- EXERCISE DIRECTIONS -
Copy every entry exactly.

- MATERIAL -
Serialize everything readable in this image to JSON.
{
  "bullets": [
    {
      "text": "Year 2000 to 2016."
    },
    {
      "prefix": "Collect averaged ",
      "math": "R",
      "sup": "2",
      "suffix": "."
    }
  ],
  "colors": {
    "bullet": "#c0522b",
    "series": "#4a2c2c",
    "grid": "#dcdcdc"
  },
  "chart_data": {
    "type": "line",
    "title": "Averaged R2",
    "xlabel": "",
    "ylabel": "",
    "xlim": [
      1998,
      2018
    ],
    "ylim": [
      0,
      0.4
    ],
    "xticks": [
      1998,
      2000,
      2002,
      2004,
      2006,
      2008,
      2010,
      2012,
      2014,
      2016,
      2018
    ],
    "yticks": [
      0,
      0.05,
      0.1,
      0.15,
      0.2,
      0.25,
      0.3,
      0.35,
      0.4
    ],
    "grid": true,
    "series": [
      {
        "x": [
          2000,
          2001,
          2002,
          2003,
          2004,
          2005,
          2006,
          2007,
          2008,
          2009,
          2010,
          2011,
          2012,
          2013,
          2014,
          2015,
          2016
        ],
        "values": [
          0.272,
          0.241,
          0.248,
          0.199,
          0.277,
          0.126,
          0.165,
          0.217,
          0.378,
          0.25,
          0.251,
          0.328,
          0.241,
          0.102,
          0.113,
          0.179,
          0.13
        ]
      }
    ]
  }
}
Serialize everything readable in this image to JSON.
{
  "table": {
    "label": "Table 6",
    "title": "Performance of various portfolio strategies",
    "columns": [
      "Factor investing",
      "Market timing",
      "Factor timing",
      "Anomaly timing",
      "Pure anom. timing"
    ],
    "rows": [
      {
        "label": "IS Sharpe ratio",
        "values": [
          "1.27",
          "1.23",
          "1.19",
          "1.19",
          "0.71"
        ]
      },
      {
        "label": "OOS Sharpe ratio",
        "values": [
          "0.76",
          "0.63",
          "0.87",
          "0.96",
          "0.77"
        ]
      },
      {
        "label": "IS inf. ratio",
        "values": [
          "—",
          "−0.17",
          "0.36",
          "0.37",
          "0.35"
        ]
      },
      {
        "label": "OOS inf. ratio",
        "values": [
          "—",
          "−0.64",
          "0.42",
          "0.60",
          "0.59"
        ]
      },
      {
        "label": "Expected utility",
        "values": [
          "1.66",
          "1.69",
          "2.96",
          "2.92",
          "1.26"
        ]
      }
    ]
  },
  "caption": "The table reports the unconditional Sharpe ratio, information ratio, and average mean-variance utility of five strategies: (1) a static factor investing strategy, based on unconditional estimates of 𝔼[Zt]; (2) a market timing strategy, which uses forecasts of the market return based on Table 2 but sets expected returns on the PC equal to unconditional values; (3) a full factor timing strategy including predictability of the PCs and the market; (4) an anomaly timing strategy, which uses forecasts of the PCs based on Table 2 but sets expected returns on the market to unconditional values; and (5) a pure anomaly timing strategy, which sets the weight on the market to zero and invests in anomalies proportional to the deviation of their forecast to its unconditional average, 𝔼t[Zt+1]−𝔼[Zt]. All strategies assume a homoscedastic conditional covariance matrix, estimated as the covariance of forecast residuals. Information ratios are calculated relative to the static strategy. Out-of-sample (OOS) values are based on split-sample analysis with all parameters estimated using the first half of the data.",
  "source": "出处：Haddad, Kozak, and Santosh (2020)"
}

- FINISHED TASK -
Serialize everything readable in this image to JSON.
{
  "bullets": [
    {
      "text": "Year 2000 to 2016."
    },
    {
      "prefix": "Collect averaged ",
      "math": "R",
      "sup": "2",
      "suffix": "."
    }
  ],
  "colors": {
    "bullet": "#c0522b",
    "series": "#4a2c2c",
    "grid": "#dcdcdc"
  },
  "chart_data": {
    "type": "line",
    "title": "Averaged R2",
    "xlabel": "",
    "ylabel": "",
    "xlim": [
      1998,
      2018
    ],
    "ylim": [
      0,
      0.4
    ],
    "xticks": [
      1998,
      2000,
      2002,
      2004,
      2006,
      2008,
      2010,
      2012,
      2014,
      2016,
      2018
    ],
    "yticks": [
      0,
      0.05,
      0.1,
      0.15,
      0.2,
      0.25,
      0.3,
      0.35,
      0.4
    ],
    "grid": true,
    "series": [
      {
        "x": [
          2000,
          2001,
          2002,
          2003,
          2004,
          2005,
          2006,
          2007,
          2008,
          2009,
          2010,
          2011,
          2012,
          2013,
          2014,
          2015,
          2016
        ],
        "values": [
          0.272,
          0.241,
          0.248,
          0.199,
          0.277,
          0.126,
          0.165,
          0.217,
          0.378,
          0.25,
          0.251,
          0.328,
          0.241,
          0.102,
          0.113,
          0.179,
          0.13
        ]
      }
    ]
  }
}
Serialize everything readable in this image to JSON.
{
  "table": {
    "label": "Table 6",
    "title": "Performance of various portfolio strategies",
    "columns": [
      "Factor investing",
      "Market timing",
      "Factor timing",
      "Anomaly timing",
      "Pure anom. timing"
    ],
    "rows": [
      {
        "label": "IS Sharpe ratio",
        "values": [
          "1.27",
          "1.23",
          "1.19",
          "1.19",
          "0.71"
        ]
      },
      {
        "label": "OOS Sharpe ratio",
        "values": [
          "0.76",
          "0.63",
          "0.87",
          "0.96",
          "0.77"
        ]
      },
      {
        "label": "IS inf. ratio",
        "values": [
          "—",
          "−0.17",
          "0.36",
          "0.37",
          "0.35"
        ]
      },
      {
        "label": "OOS inf. ratio",
        "values": [
          "—",
          "−0.64",
          "0.42",
          "0.60",
          "0.59"
        ]
      },
      {
        "label": "Expected utility",
        "values": [
          "1.66",
          "1.69",
          "2.96",
          "2.92",
          "1.26"
        ]
      }
    ]
  },
  "caption": "The table reports the unconditional Sharpe ratio, information ratio, and average mean-variance utility of five strategies: (1) a static factor investing strategy, based on unconditional estimates of 𝔼[Zt]; (2) a market timing strategy, which uses forecasts of the market return based on Table 2 but sets expected returns on the PC equal to unconditional values; (3) a full factor timing strategy including predictability of the PCs and the market; (4) an anomaly timing strategy, which uses forecasts of the PCs based on Table 2 but sets expected returns on the market to unconditional values; and (5) a pure anomaly timing strategy, which sets the weight on the market to zero and invests in anomalies proportional to the deviation of their forecast to its unconditional average, 𝔼t[Zt+1]−𝔼[Zt]. All strategies assume a homoscedastic conditional covariance matrix, estimated as the covariance of forecast residuals. Information ratios are calculated relative to the static strategy. Out-of-sample (OOS) values are based on split-sample analysis with all parameters estimated using the first half of the data.",
  "source": "出处：Haddad, Kozak, and Santosh (2020)"
}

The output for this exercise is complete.